(Problem requirements):
Take the material below and write it all out again exactly.

══════

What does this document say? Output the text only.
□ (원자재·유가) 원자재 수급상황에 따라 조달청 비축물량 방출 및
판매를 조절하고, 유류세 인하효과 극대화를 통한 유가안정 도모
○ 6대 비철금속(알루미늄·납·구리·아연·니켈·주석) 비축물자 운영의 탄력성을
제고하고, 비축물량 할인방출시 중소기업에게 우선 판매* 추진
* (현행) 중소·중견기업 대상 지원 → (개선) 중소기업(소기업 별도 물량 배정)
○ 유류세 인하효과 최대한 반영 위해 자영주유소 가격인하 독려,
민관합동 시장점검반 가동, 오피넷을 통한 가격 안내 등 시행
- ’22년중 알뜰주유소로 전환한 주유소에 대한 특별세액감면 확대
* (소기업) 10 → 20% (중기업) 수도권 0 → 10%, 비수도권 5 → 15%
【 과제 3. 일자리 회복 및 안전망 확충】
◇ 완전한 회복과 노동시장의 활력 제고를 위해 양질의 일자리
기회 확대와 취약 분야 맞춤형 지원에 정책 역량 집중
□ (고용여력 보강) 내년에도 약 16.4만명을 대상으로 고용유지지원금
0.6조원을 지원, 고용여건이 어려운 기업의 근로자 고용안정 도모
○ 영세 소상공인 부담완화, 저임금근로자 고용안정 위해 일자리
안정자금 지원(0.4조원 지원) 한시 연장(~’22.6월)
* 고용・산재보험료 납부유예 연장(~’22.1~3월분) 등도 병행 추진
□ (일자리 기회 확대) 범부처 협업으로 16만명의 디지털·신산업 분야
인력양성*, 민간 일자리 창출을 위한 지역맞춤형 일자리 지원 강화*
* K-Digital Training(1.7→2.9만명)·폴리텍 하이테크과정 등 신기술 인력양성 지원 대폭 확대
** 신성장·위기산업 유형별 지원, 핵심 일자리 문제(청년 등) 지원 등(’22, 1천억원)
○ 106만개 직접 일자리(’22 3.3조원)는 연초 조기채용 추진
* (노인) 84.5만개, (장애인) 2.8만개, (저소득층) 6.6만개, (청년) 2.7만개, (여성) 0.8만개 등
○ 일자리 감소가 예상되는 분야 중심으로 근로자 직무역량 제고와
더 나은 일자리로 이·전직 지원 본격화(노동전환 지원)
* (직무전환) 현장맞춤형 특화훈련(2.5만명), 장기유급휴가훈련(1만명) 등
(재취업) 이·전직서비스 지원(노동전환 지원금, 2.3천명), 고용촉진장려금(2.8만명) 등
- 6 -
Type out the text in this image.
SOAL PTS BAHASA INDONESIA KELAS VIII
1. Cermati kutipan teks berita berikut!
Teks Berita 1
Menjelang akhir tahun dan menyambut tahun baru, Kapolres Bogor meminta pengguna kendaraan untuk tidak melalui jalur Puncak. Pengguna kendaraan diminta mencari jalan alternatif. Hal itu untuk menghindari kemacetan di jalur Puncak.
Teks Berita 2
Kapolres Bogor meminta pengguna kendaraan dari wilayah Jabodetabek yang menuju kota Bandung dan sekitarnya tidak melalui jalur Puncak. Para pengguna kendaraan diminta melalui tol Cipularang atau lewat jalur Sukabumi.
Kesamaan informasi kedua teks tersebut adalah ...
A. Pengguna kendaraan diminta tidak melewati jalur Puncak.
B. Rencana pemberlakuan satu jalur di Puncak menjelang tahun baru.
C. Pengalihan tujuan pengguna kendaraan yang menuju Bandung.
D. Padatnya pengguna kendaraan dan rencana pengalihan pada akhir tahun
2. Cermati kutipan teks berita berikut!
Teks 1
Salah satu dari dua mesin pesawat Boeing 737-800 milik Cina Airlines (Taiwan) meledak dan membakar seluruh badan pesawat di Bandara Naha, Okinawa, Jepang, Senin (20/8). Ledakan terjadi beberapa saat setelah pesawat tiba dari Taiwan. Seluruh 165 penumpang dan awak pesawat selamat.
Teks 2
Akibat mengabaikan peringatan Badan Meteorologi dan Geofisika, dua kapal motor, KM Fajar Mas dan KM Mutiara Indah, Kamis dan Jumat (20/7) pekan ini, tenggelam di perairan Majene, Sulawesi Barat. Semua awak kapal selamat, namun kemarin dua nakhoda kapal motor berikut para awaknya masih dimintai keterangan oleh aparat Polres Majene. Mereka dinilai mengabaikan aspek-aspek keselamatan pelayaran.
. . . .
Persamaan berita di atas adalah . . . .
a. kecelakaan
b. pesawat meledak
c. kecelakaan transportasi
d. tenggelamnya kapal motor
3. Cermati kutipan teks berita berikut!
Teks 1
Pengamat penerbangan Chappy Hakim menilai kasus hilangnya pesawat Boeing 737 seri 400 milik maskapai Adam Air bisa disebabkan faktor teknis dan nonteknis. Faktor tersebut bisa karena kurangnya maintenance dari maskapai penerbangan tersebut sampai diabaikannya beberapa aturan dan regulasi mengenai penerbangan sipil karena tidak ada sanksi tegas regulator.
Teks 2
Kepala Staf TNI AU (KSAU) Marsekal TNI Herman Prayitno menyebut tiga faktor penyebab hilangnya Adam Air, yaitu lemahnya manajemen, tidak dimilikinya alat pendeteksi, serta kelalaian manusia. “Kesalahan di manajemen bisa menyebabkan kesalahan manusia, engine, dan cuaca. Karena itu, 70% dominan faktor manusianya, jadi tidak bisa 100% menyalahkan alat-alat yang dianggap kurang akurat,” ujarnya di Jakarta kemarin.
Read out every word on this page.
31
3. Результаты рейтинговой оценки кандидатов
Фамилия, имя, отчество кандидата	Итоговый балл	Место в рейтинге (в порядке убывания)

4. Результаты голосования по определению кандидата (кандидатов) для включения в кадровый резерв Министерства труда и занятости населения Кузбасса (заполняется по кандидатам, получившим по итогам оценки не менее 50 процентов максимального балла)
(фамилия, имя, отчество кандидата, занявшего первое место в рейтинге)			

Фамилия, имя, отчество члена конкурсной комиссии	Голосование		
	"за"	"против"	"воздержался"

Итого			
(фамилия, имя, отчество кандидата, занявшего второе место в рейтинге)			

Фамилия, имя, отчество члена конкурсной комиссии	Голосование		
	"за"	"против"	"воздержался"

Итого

══════

(Solution to this exercise):
What does this document say? Output the text only.
□ (원자재·유가) 원자재 수급상황에 따라 조달청 비축물량 방출 및
판매를 조절하고, 유류세 인하효과 극대화를 통한 유가안정 도모
○ 6대 비철금속(알루미늄·납·구리·아연·니켈·주석) 비축물자 운영의 탄력성을
제고하고, 비축물량 할인방출시 중소기업에게 우선 판매* 추진
* (현행) 중소·중견기업 대상 지원 → (개선) 중소기업(소기업 별도 물량 배정)
○ 유류세 인하효과 최대한 반영 위해 자영주유소 가격인하 독려,
민관합동 시장점검반 가동, 오피넷을 통한 가격 안내 등 시행
- ’22년중 알뜰주유소로 전환한 주유소에 대한 특별세액감면 확대
* (소기업) 10 → 20% (중기업) 수도권 0 → 10%, 비수도권 5 → 15%
【 과제 3. 일자리 회복 및 안전망 확충】
◇ 완전한 회복과 노동시장의 활력 제고를 위해 양질의 일자리
기회 확대와 취약 분야 맞춤형 지원에 정책 역량 집중
□ (고용여력 보강) 내년에도 약 16.4만명을 대상으로 고용유지지원금
0.6조원을 지원, 고용여건이 어려운 기업의 근로자 고용안정 도모
○ 영세 소상공인 부담완화, 저임금근로자 고용안정 위해 일자리
안정자금 지원(0.4조원 지원) 한시 연장(~’22.6월)
* 고용・산재보험료 납부유예 연장(~’22.1~3월분) 등도 병행 추진
□ (일자리 기회 확대) 범부처 협업으로 16만명의 디지털·신산업 분야
인력양성*, 민간 일자리 창출을 위한 지역맞춤형 일자리 지원 강화*
* K-Digital Training(1.7→2.9만명)·폴리텍 하이테크과정 등 신기술 인력양성 지원 대폭 확대
** 신성장·위기산업 유형별 지원, 핵심 일자리 문제(청년 등) 지원 등(’22, 1천억원)
○ 106만개 직접 일자리(’22 3.3조원)는 연초 조기채용 추진
* (노인) 84.5만개, (장애인) 2.8만개, (저소득층) 6.6만개, (청년) 2.7만개, (여성) 0.8만개 등
○ 일자리 감소가 예상되는 분야 중심으로 근로자 직무역량 제고와
더 나은 일자리로 이·전직 지원 본격화(노동전환 지원)
* (직무전환) 현장맞춤형 특화훈련(2.5만명), 장기유급휴가훈련(1만명) 등
(재취업) 이·전직서비스 지원(노동전환 지원금, 2.3천명), 고용촉진장려금(2.8만명) 등
- 6 -
Type out the text in this image.
SOAL PTS BAHASA INDONESIA KELAS VIII
1. Cermati kutipan teks berita berikut!
Teks Berita 1
Menjelang akhir tahun dan menyambut tahun baru, Kapolres Bogor meminta pengguna kendaraan untuk tidak melalui jalur Puncak. Pengguna kendaraan diminta mencari jalan alternatif. Hal itu untuk menghindari kemacetan di jalur Puncak.
Teks Berita 2
Kapolres Bogor meminta pengguna kendaraan dari wilayah Jabodetabek yang menuju kota Bandung dan sekitarnya tidak melalui jalur Puncak. Para pengguna kendaraan diminta melalui tol Cipularang atau lewat jalur Sukabumi.
Kesamaan informasi kedua teks tersebut adalah ...
A. Pengguna kendaraan diminta tidak melewati jalur Puncak.
B. Rencana pemberlakuan satu jalur di Puncak menjelang tahun baru.
C. Pengalihan tujuan pengguna kendaraan yang menuju Bandung.
D. Padatnya pengguna kendaraan dan rencana pengalihan pada akhir tahun
2. Cermati kutipan teks berita berikut!
Teks 1
Salah satu dari dua mesin pesawat Boeing 737-800 milik Cina Airlines (Taiwan) meledak dan membakar seluruh badan pesawat di Bandara Naha, Okinawa, Jepang, Senin (20/8). Ledakan terjadi beberapa saat setelah pesawat tiba dari Taiwan. Seluruh 165 penumpang dan awak pesawat selamat.
Teks 2
Akibat mengabaikan peringatan Badan Meteorologi dan Geofisika, dua kapal motor, KM Fajar Mas dan KM Mutiara Indah, Kamis dan Jumat (20/7) pekan ini, tenggelam di perairan Majene, Sulawesi Barat. Semua awak kapal selamat, namun kemarin dua nakhoda kapal motor berikut para awaknya masih dimintai keterangan oleh aparat Polres Majene. Mereka dinilai mengabaikan aspek-aspek keselamatan pelayaran.
. . . .
Persamaan berita di atas adalah . . . .
a. kecelakaan
b. pesawat meledak
c. kecelakaan transportasi
d. tenggelamnya kapal motor
3. Cermati kutipan teks berita berikut!
Teks 1
Pengamat penerbangan Chappy Hakim menilai kasus hilangnya pesawat Boeing 737 seri 400 milik maskapai Adam Air bisa disebabkan faktor teknis dan nonteknis. Faktor tersebut bisa karena kurangnya maintenance dari maskapai penerbangan tersebut sampai diabaikannya beberapa aturan dan regulasi mengenai penerbangan sipil karena tidak ada sanksi tegas regulator.
Teks 2
Kepala Staf TNI AU (KSAU) Marsekal TNI Herman Prayitno menyebut tiga faktor penyebab hilangnya Adam Air, yaitu lemahnya manajemen, tidak dimilikinya alat pendeteksi, serta kelalaian manusia. “Kesalahan di manajemen bisa menyebabkan kesalahan manusia, engine, dan cuaca. Karena itu, 70% dominan faktor manusianya, jadi tidak bisa 100% menyalahkan alat-alat yang dianggap kurang akurat,” ujarnya di Jakarta kemarin.
Read out every word on this page.
31
3. Результаты рейтинговой оценки кандидатов
Фамилия, имя, отчество кандидата	Итоговый балл	Место в рейтинге (в порядке убывания)

4. Результаты голосования по определению кандидата (кандидатов) для включения в кадровый резерв Министерства труда и занятости населения Кузбасса (заполняется по кандидатам, получившим по итогам оценки не менее 50 процентов максимального балла)
(фамилия, имя, отчество кандидата, занявшего первое место в рейтинге)			

Фамилия, имя, отчество члена конкурсной комиссии	Голосование		
	"за"	"против"	"воздержался"

Итого			
(фамилия, имя, отчество кандидата, занявшего второе место в рейтинге)			

Фамилия, имя, отчество члена конкурсной комиссии	Голосование		
	"за"	"против"	"воздержался"

Итого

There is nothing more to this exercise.